## Excerpt
--- START ---
A pay-if-paid clause written as 'Contractor's obligation to pay Subcontractor is expressly contingent upon and subject to receipt by Contractor of payment from Owner' was paraphrased back as 'payment will be made upon receipt.' The key risk transfer was lost in the summary: the sub might not get paid at all.

On one document, ChatGPT identified a liquidated damages rate that did not exist in the document. It generated a number that was plausible for the project type. When I asked where it found it, the response explained the clause in confident detail, referencing a section of the document that contained no such clause.

04

The hallucination problem is worse than it sounds

General AI tools are trained to be helpful and fluent. When they do not find something, they often produce a confident-sounding response anyway. This is useful when you are brainstorming or drafting. It is dangerous when you are relying on the output to make a bid decision.

A summary that says 'no liquidated damages clause found' when there is one means you priced the job without accounting for the exposure. A summary that invents a clause that does not exist means you may spend time chasing a risk that is not there.

Both failure modes look the same in the output: a confident, well-written sentence. There is nothing in a general AI response that tells you whether the finding is real or generated.

05

Why general models struggle with this specific task

The issue is not that the underlying models are bad. They are not. The issue is what the task actually requires.
--- END ---
## Data provided
--- START ---
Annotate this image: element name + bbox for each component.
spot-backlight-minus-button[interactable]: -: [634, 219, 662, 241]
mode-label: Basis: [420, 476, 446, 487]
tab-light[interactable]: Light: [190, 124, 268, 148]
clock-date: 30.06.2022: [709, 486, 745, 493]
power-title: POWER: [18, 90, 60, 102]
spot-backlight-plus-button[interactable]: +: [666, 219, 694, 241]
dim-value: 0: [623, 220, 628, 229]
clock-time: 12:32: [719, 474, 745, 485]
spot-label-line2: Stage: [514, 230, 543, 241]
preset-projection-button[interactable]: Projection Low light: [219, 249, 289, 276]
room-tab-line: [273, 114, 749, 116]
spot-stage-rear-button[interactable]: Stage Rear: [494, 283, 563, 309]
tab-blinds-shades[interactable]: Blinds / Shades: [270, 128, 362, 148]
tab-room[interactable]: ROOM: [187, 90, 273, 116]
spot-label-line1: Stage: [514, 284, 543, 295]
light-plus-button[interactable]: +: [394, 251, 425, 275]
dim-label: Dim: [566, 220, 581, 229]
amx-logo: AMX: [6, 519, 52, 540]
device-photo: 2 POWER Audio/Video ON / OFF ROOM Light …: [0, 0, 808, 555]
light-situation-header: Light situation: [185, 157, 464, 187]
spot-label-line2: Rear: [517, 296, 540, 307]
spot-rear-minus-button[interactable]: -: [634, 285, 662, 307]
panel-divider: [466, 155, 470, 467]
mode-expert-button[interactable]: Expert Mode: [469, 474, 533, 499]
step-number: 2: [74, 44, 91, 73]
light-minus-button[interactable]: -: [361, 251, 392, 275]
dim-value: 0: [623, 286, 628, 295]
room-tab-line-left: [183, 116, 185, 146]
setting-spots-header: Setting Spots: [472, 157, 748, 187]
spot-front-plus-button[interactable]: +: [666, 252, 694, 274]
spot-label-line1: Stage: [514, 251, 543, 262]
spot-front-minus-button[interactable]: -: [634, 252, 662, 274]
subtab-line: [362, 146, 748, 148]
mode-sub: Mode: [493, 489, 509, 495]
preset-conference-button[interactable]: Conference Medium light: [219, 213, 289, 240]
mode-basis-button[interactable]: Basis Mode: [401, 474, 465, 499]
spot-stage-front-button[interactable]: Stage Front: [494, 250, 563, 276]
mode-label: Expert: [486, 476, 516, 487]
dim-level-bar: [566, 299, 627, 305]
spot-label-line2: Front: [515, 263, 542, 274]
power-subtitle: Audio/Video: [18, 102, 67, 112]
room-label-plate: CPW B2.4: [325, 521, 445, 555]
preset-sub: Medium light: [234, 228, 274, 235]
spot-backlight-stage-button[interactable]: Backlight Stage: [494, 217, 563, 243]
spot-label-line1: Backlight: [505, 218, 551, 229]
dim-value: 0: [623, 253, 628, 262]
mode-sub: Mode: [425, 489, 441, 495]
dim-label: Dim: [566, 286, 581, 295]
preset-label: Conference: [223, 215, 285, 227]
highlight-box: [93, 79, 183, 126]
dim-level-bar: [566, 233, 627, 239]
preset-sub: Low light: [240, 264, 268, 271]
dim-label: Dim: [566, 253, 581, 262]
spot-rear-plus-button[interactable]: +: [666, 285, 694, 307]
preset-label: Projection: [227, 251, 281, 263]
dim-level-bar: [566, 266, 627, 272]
--- END ---
## What you need to do
Pick up the article about general AI tools misreading construction contract clauses at the point where it stops, and keep writing it.

## Exercise output
Reading a construction RFP for risk is not the same as reading a document for comprehension. It requires knowing specifically what to look for, recognizing the same concept across dozens of different phrasings, and, critically, being able to point to the exact text in the source document that supports each finding.

General AI tools are optimized to produce useful responses. A purpose-built extraction engine is optimized for something different: it either finds the verbatim language in the document or it reports that the clause was not found. There is no middle ground where it generates a plausible-sounding summary.

The engine built into BidTerms requires every finding to be backed by a direct quote from the source document. If it cannot produce a verbatim excerpt, the finding is dropped. This is the constraint that eliminates hallucination. It also means the engine will sometimes miss things a skilled human reviewer would catch. But it will not invent things that are not there.

BidTerms note: Addenda should be reviewed as scope changes, not just as documents to acknowledge.
06

The other thing a general model does not know

Construction RFPs have specific vocabulary that carries specific legal meaning. 'Condition precedent' means something precise in a payment clause. 'Substantial completion' triggers specific rights and obligations. 'Sealed envelope' in a submission requirement means something different than an online portal submission, and the distinction matters for whether a sealed-envelope red flag fires.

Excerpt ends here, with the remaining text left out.